[Source data]
-*-*-

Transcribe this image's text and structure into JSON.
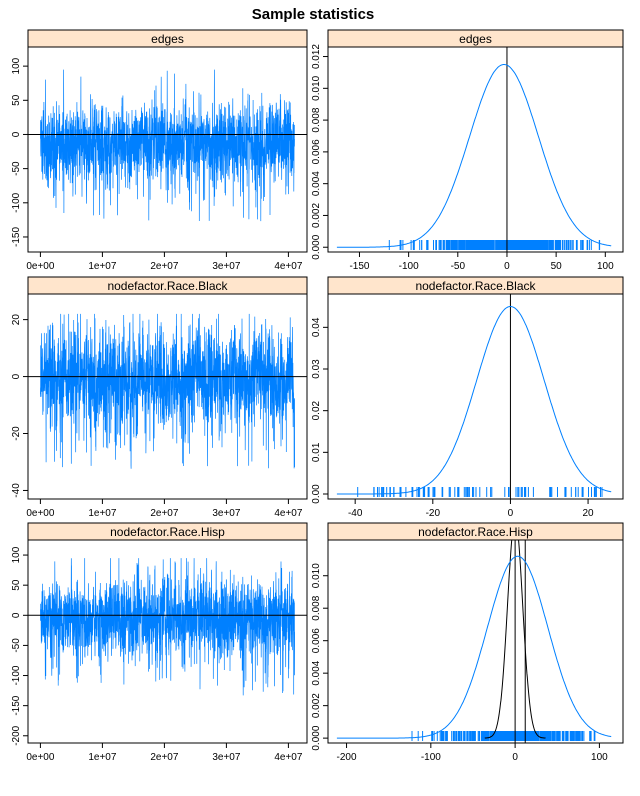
{
  "title": "Sample statistics",
  "colors": {
    "strip": "#FFE5CC",
    "series": "#0080FF",
    "frame": "#000000",
    "refline": "#000000"
  },
  "chart_data": [
    {
      "type": "line",
      "panel": "trace",
      "strip_label": "edges",
      "xlim": [
        -2000000.0,
        43000000.0
      ],
      "ylim": [
        -172,
        128
      ],
      "x_ticks": [
        0,
        10000000.0,
        20000000.0,
        30000000.0,
        40000000.0
      ],
      "x_tick_labels": [
        "0e+00",
        "1e+07",
        "2e+07",
        "3e+07",
        "4e+07"
      ],
      "y_ticks": [
        -150,
        -100,
        -50,
        0,
        50,
        100
      ],
      "y_tick_labels": [
        "-150",
        "-100",
        "-50",
        "0",
        "50",
        "100"
      ],
      "x_end": 41000000.0,
      "n_points": 2200,
      "center": -15,
      "spread": 28,
      "min": -150,
      "max": 95,
      "ref_y": 0
    },
    {
      "type": "area",
      "panel": "density",
      "strip_label": "edges",
      "xlim": [
        -182,
        118
      ],
      "ylim": [
        -0.0003,
        0.0126
      ],
      "x_ticks": [
        -150,
        -100,
        -50,
        0,
        50,
        100
      ],
      "x_tick_labels": [
        "-150",
        "-100",
        "-50",
        "0",
        "50",
        "100"
      ],
      "y_ticks": [
        0,
        0.002,
        0.004,
        0.006,
        0.008,
        0.01,
        0.012
      ],
      "y_tick_labels": [
        "0.000",
        "0.002",
        "0.004",
        "0.006",
        "0.008",
        "0.010",
        "0.012"
      ],
      "density": {
        "mean": -3,
        "sd": 35,
        "peak": 0.0115
      },
      "rug_range": [
        -165,
        95
      ],
      "rug_dense": true,
      "ref_x": [
        0
      ]
    },
    {
      "type": "line",
      "panel": "trace",
      "strip_label": "nodefactor.Race.Black",
      "xlim": [
        -2000000.0,
        43000000.0
      ],
      "ylim": [
        -43,
        29
      ],
      "x_ticks": [
        0,
        10000000.0,
        20000000.0,
        30000000.0,
        40000000.0
      ],
      "x_tick_labels": [
        "0e+00",
        "1e+07",
        "2e+07",
        "3e+07",
        "4e+07"
      ],
      "y_ticks": [
        -40,
        -20,
        0,
        20
      ],
      "y_tick_labels": [
        "-40",
        "-20",
        "0",
        "20"
      ],
      "x_end": 41000000.0,
      "n_points": 2200,
      "center": -1,
      "spread": 8,
      "min": -40,
      "max": 22,
      "ref_y": 0
    },
    {
      "type": "area",
      "panel": "density",
      "strip_label": "nodefactor.Race.Black",
      "xlim": [
        -47,
        29
      ],
      "ylim": [
        -0.0012,
        0.048
      ],
      "x_ticks": [
        -40,
        -20,
        0,
        20
      ],
      "x_tick_labels": [
        "-40",
        "-20",
        "0",
        "20"
      ],
      "y_ticks": [
        0,
        0.01,
        0.02,
        0.03,
        0.04
      ],
      "y_tick_labels": [
        "0.00",
        "0.01",
        "0.02",
        "0.03",
        "0.04"
      ],
      "density": {
        "mean": 0,
        "sd": 8.7,
        "peak": 0.045
      },
      "rug_range": [
        -40,
        25
      ],
      "rug_dense": false,
      "ref_x": [
        0
      ]
    },
    {
      "type": "line",
      "panel": "trace",
      "strip_label": "nodefactor.Race.Hisp",
      "xlim": [
        -2000000.0,
        43000000.0
      ],
      "ylim": [
        -212,
        125
      ],
      "x_ticks": [
        0,
        10000000.0,
        20000000.0,
        30000000.0,
        40000000.0
      ],
      "x_tick_labels": [
        "0e+00",
        "1e+07",
        "2e+07",
        "3e+07",
        "4e+07"
      ],
      "y_ticks": [
        -200,
        -150,
        -100,
        -50,
        0,
        50,
        100
      ],
      "y_tick_labels": [
        "-200",
        "-150",
        "-100",
        "-50",
        "0",
        "50",
        "100"
      ],
      "x_end": 41000000.0,
      "n_points": 2200,
      "center": -5,
      "spread": 32,
      "min": -185,
      "max": 95,
      "ref_y": 0
    },
    {
      "type": "area",
      "panel": "density",
      "strip_label": "nodefactor.Race.Hisp",
      "xlim": [
        -222,
        128
      ],
      "ylim": [
        -0.0003,
        0.0122
      ],
      "x_ticks": [
        -200,
        -100,
        0,
        100
      ],
      "x_tick_labels": [
        "-200",
        "-100",
        "0",
        "100"
      ],
      "y_ticks": [
        0,
        0.002,
        0.004,
        0.006,
        0.008,
        0.01
      ],
      "y_tick_labels": [
        "0.000",
        "0.002",
        "0.004",
        "0.006",
        "0.008",
        "0.010"
      ],
      "density": {
        "mean": 3,
        "sd": 36,
        "peak": 0.0112
      },
      "target_density": {
        "mean": 0,
        "sd": 9,
        "peak": 0.0135
      },
      "rug_range": [
        -190,
        95
      ],
      "rug_dense": true,
      "ref_x": [
        0,
        12
      ]
    }
  ]
}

-*-*-

Omit the pictures, then output the rest of the listing exactly.

Transcribe this image's text and structure into JSON.
{
  "title": "Sample statistics",
  "colors": {
    "strip": "#FFE5CC",
    "series": "#0080FF",
    "frame": "#000000",
    "refline": "#000000"
  },
  "chart_data": [
    {
      "type": "line",
      "panel": "trace",
      "strip_label": "edges",
      "xlim": [
        -2000000.0,
        43000000.0
      ],
      "ylim": [
        -172,
        128
      ],
      "x_ticks": [
        0,
        10000000.0,
        20000000.0,
        30000000.0,
        40000000.0
      ],
      "x_tick_labels": [
        "0e+00",
        "1e+07",
        "2e+07",
        "3e+07",
        "4e+07"
      ],
      "y_ticks": [
        -150,
        -100,
        -50,
        0,
        50,
        100
      ],
      "y_tick_labels": [
        "-150",
        "-100",
        "-50",
        "0",
        "50",
        "100"
      ],
      "x_end": 41000000.0,
      "n_points": 2200,
      "center": -15,
      "spread": 28,
      "min": -150,
      "max": 95,
      "ref_y": 0
    },
    {
      "type": "area",
      "panel": "density",
      "strip_label": "edges",
      "xlim": [
        -182,
        118
      ],
      "ylim": [
        -0.0003,
        0.0126
      ],
      "x_ticks": [
        -150,
        -100,
        -50,
        0,
        50,
        100
      ],
      "x_tick_labels": [
        "-150",
        "-100",
        "-50",
        "0",
        "50",
        "100"
      ],
      "y_ticks": [
        0,
        0.002,
        0.004,
        0.006,
        0.008,
        0.01,
        0.012
      ],
      "y_tick_labels": [
        "0.000",
        "0.002",
        "0.004",
        "0.006",
        "0.008",
        "0.010",
        "0.012"
      ],
      "density": {
        "mean": -3,
        "sd": 35,
        "peak": 0.0115
      },
      "rug_range": [
        -165,
        95
      ],
      "rug_dense": true,
      "ref_x": [
        0
      ]
    },
    {
      "type": "line",
      "panel": "trace",
      "strip_label": "nodefactor.Race.Black",
      "xlim": [
        -2000000.0,
        43000000.0
      ],
      "ylim": [
        -43,
        29
      ],
      "x_ticks": [
        0,
        10000000.0,
        20000000.0,
        30000000.0,
        40000000.0
      ],
      "x_tick_labels": [
        "0e+00",
        "1e+07",
        "2e+07",
        "3e+07",
        "4e+07"
      ],
      "y_ticks": [
        -40,
        -20,
        0,
        20
      ],
      "y_tick_labels": [
        "-40",
        "-20",
        "0",
        "20"
      ],
      "x_end": 41000000.0,
      "n_points": 2200,
      "center": -1,
      "spread": 8,
      "min": -40,
      "max": 22,
      "ref_y": 0
    },
    {
      "type": "area",
      "panel": "density",
      "strip_label": "nodefactor.Race.Black",
      "xlim": [
        -47,
        29
      ],
      "ylim": [
        -0.0012,
        0.048
      ],
      "x_ticks": [
        -40,
        -20,
        0,
        20
      ],
      "x_tick_labels": [
        "-40",
        "-20",
        "0",
        "20"
      ],
      "y_ticks": [
        0,
        0.01,
        0.02,
        0.03,
        0.04
      ],
      "y_tick_labels": [
        "0.00",
        "0.01",
        "0.02",
        "0.03",
        "0.04"
      ],
      "density": {
        "mean": 0,
        "sd": 8.7,
        "peak": 0.045
      },
      "rug_range": [
        -40,
        25
      ],
      "rug_dense": false,
      "ref_x": [
        0
      ]
    },
    {
      "type": "line",
      "panel": "trace",
      "strip_label": "nodefactor.Race.Hisp",
      "xlim": [
        -2000000.0,
        43000000.0
      ],
      "ylim": [
        -212,
        125
      ],
      "x_ticks": [
        0,
        10000000.0,
        20000000.0,
        30000000.0,
        40000000.0
      ],
      "x_tick_labels": [
        "0e+00",
        "1e+07",
        "2e+07",
        "3e+07",
        "4e+07"
      ],
      "y_ticks": [
        -200,
        -150,
        -100,
        -50,
        0,
        50,
        100
      ],
      "y_tick_labels": [
        "-200",
        "-150",
        "-100",
        "-50",
        "0",
        "50",
        "100"
      ],
      "x_end": 41000000.0,
      "n_points": 2200,
      "center": -5,
      "spread": 32,
      "min": -185,
      "max": 95,
      "ref_y": 0
    },
    {
      "type": "area",
      "panel": "density",
      "strip_label": "nodefactor.Race.Hisp",
      "xlim": [
        -222,
        128
      ],
      "ylim": [
        -0.0003,
        0.0122
      ],
      "x_ticks": [
        -200,
        -100,
        0,
        100
      ],
      "x_tick_labels": [
        "-200",
        "-100",
        "0",
        "100"
      ],
      "y_ticks": [
        0,
        0.002,
        0.004,
        0.006,
        0.008,
        0.01
      ],
      "y_tick_labels": [
        "0.000",
        "0.002",
        "0.004",
        "0.006",
        "0.008",
        "0.010"
      ],
      "density": {
        "mean": 3,
        "sd": 36,
        "peak": 0.0112
      },
      "target_density": {
        "mean": 0,
        "sd": 9,
        "peak": 0.0135
      },
      "rug_range": [
        -190,
        95
      ],
      "rug_dense": true,
      "ref_x": [
        0,
        12
      ]
    }
  ]
}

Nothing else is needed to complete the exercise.